▶ **WRITTEN REQUEST**
Can you write out all of the material below, word for word?

▶ **DATA FOR PROCESSING**

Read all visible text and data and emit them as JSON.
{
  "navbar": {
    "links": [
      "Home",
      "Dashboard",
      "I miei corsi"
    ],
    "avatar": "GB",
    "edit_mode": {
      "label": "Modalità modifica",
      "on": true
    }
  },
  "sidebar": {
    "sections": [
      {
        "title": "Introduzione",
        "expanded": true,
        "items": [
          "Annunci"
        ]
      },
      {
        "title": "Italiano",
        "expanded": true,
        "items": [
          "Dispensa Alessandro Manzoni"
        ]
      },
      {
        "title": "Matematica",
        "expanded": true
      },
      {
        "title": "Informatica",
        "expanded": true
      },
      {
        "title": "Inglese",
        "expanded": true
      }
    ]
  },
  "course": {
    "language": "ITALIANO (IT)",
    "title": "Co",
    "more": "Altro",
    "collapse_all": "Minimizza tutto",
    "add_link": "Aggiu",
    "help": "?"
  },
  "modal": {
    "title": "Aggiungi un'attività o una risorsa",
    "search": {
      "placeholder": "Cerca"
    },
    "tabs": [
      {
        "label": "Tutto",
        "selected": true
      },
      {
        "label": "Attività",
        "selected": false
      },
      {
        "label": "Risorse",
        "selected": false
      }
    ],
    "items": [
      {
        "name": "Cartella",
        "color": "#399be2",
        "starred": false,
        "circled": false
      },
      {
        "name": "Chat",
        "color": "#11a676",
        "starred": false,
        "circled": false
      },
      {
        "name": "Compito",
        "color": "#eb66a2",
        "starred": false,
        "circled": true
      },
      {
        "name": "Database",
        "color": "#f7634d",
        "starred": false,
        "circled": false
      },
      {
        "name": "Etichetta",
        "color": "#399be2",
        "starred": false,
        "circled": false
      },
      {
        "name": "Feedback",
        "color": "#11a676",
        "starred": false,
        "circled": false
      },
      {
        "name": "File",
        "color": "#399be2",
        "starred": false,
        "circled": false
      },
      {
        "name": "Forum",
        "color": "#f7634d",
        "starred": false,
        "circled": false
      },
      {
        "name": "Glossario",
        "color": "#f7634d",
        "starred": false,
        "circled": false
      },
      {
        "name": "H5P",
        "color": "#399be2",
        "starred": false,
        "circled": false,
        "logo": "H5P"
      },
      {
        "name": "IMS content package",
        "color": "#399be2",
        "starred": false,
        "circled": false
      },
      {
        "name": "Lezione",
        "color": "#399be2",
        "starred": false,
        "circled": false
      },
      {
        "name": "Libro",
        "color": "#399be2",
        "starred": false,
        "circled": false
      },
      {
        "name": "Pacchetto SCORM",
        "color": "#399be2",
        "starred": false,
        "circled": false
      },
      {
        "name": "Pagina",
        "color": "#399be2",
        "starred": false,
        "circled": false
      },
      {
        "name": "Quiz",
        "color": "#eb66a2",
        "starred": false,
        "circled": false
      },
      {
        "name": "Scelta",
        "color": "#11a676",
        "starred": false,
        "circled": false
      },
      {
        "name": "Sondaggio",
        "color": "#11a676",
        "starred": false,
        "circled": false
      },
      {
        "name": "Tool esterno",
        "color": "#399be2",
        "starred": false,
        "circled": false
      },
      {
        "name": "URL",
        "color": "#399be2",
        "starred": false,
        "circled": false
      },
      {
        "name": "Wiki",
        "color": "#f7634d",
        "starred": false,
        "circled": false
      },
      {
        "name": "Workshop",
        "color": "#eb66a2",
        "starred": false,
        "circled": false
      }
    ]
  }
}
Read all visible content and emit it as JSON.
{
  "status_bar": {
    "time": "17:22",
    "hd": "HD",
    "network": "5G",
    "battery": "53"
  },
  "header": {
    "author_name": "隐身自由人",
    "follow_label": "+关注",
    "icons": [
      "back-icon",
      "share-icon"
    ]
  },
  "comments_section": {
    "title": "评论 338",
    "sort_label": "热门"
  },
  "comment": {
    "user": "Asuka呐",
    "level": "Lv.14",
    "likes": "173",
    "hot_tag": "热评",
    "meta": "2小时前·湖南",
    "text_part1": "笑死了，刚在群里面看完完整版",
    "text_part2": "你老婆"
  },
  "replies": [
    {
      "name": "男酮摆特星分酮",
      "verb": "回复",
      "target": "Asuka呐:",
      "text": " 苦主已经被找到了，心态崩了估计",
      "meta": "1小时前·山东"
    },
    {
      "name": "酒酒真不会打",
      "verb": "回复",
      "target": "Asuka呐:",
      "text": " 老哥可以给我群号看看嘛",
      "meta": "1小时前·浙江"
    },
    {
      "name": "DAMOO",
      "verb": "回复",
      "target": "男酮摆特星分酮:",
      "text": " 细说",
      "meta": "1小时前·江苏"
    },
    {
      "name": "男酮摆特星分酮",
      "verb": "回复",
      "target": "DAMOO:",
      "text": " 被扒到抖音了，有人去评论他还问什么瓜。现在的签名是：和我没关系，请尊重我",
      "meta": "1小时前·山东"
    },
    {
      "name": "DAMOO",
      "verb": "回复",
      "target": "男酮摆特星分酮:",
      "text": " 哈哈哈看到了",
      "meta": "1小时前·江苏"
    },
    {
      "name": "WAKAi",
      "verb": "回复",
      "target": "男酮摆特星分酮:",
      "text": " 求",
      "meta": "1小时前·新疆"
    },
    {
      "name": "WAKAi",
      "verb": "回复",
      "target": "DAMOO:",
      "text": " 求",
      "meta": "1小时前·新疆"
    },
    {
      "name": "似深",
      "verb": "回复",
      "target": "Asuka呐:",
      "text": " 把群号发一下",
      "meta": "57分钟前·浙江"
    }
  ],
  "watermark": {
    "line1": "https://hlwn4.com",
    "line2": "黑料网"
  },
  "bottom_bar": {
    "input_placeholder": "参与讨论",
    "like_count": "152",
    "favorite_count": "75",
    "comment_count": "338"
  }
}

▶ **ANSWER TO THIS TASK**
Read all visible text and data and emit them as JSON.
{
  "navbar": {
    "links": [
      "Home",
      "Dashboard",
      "I miei corsi"
    ],
    "avatar": "GB",
    "edit_mode": {
      "label": "Modalità modifica",
      "on": true
    }
  },
  "sidebar": {
    "sections": [
      {
        "title": "Introduzione",
        "expanded": true,
        "items": [
          "Annunci"
        ]
      },
      {
        "title": "Italiano",
        "expanded": true,
        "items": [
          "Dispensa Alessandro Manzoni"
        ]
      },
      {
        "title": "Matematica",
        "expanded": true
      },
      {
        "title": "Informatica",
        "expanded": true
      },
      {
        "title": "Inglese",
        "expanded": true
      }
    ]
  },
  "course": {
    "language": "ITALIANO (IT)",
    "title": "Co",
    "more": "Altro",
    "collapse_all": "Minimizza tutto",
    "add_link": "Aggiu",
    "help": "?"
  },
  "modal": {
    "title": "Aggiungi un'attività o una risorsa",
    "search": {
      "placeholder": "Cerca"
    },
    "tabs": [
      {
        "label": "Tutto",
        "selected": true
      },
      {
        "label": "Attività",
        "selected": false
      },
      {
        "label": "Risorse",
        "selected": false
      }
    ],
    "items": [
      {
        "name": "Cartella",
        "color": "#399be2",
        "starred": false,
        "circled": false
      },
      {
        "name": "Chat",
        "color": "#11a676",
        "starred": false,
        "circled": false
      },
      {
        "name": "Compito",
        "color": "#eb66a2",
        "starred": false,
        "circled": true
      },
      {
        "name": "Database",
        "color": "#f7634d",
        "starred": false,
        "circled": false
      },
      {
        "name": "Etichetta",
        "color": "#399be2",
        "starred": false,
        "circled": false
      },
      {
        "name": "Feedback",
        "color": "#11a676",
        "starred": false,
        "circled": false
      },
      {
        "name": "File",
        "color": "#399be2",
        "starred": false,
        "circled": false
      },
      {
        "name": "Forum",
        "color": "#f7634d",
        "starred": false,
        "circled": false
      },
      {
        "name": "Glossario",
        "color": "#f7634d",
        "starred": false,
        "circled": false
      },
      {
        "name": "H5P",
        "color": "#399be2",
        "starred": false,
        "circled": false,
        "logo": "H5P"
      },
      {
        "name": "IMS content package",
        "color": "#399be2",
        "starred": false,
        "circled": false
      },
      {
        "name": "Lezione",
        "color": "#399be2",
        "starred": false,
        "circled": false
      },
      {
        "name": "Libro",
        "color": "#399be2",
        "starred": false,
        "circled": false
      },
      {
        "name": "Pacchetto SCORM",
        "color": "#399be2",
        "starred": false,
        "circled": false
      },
      {
        "name": "Pagina",
        "color": "#399be2",
        "starred": false,
        "circled": false
      },
      {
        "name": "Quiz",
        "color": "#eb66a2",
        "starred": false,
        "circled": false
      },
      {
        "name": "Scelta",
        "color": "#11a676",
        "starred": false,
        "circled": false
      },
      {
        "name": "Sondaggio",
        "color": "#11a676",
        "starred": false,
        "circled": false
      },
      {
        "name": "Tool esterno",
        "color": "#399be2",
        "starred": false,
        "circled": false
      },
      {
        "name": "URL",
        "color": "#399be2",
        "starred": false,
        "circled": false
      },
      {
        "name": "Wiki",
        "color": "#f7634d",
        "starred": false,
        "circled": false
      },
      {
        "name": "Workshop",
        "color": "#eb66a2",
        "starred": false,
        "circled": false
      }
    ]
  }
}
Read all visible content and emit it as JSON.
{
  "status_bar": {
    "time": "17:22",
    "hd": "HD",
    "network": "5G",
    "battery": "53"
  },
  "header": {
    "author_name": "隐身自由人",
    "follow_label": "+关注",
    "icons": [
      "back-icon",
      "share-icon"
    ]
  },
  "comments_section": {
    "title": "评论 338",
    "sort_label": "热门"
  },
  "comment": {
    "user": "Asuka呐",
    "level": "Lv.14",
    "likes": "173",
    "hot_tag": "热评",
    "meta": "2小时前·湖南",
    "text_part1": "笑死了，刚在群里面看完完整版",
    "text_part2": "你老婆"
  },
  "replies": [
    {
      "name": "男酮摆特星分酮",
      "verb": "回复",
      "target": "Asuka呐:",
      "text": " 苦主已经被找到了，心态崩了估计",
      "meta": "1小时前·山东"
    },
    {
      "name": "酒酒真不会打",
      "verb": "回复",
      "target": "Asuka呐:",
      "text": " 老哥可以给我群号看看嘛",
      "meta": "1小时前·浙江"
    },
    {
      "name": "DAMOO",
      "verb": "回复",
      "target": "男酮摆特星分酮:",
      "text": " 细说",
      "meta": "1小时前·江苏"
    },
    {
      "name": "男酮摆特星分酮",
      "verb": "回复",
      "target": "DAMOO:",
      "text": " 被扒到抖音了，有人去评论他还问什么瓜。现在的签名是：和我没关系，请尊重我",
      "meta": "1小时前·山东"
    },
    {
      "name": "DAMOO",
      "verb": "回复",
      "target": "男酮摆特星分酮:",
      "text": " 哈哈哈看到了",
      "meta": "1小时前·江苏"
    },
    {
      "name": "WAKAi",
      "verb": "回复",
      "target": "男酮摆特星分酮:",
      "text": " 求",
      "meta": "1小时前·新疆"
    },
    {
      "name": "WAKAi",
      "verb": "回复",
      "target": "DAMOO:",
      "text": " 求",
      "meta": "1小时前·新疆"
    },
    {
      "name": "似深",
      "verb": "回复",
      "target": "Asuka呐:",
      "text": " 把群号发一下",
      "meta": "57分钟前·浙江"
    }
  ],
  "watermark": {
    "line1": "https://hlwn4.com",
    "line2": "黑料网"
  },
  "bottom_bar": {
    "input_placeholder": "参与讨论",
    "like_count": "152",
    "favorite_count": "75",
    "comment_count": "338"
  }
}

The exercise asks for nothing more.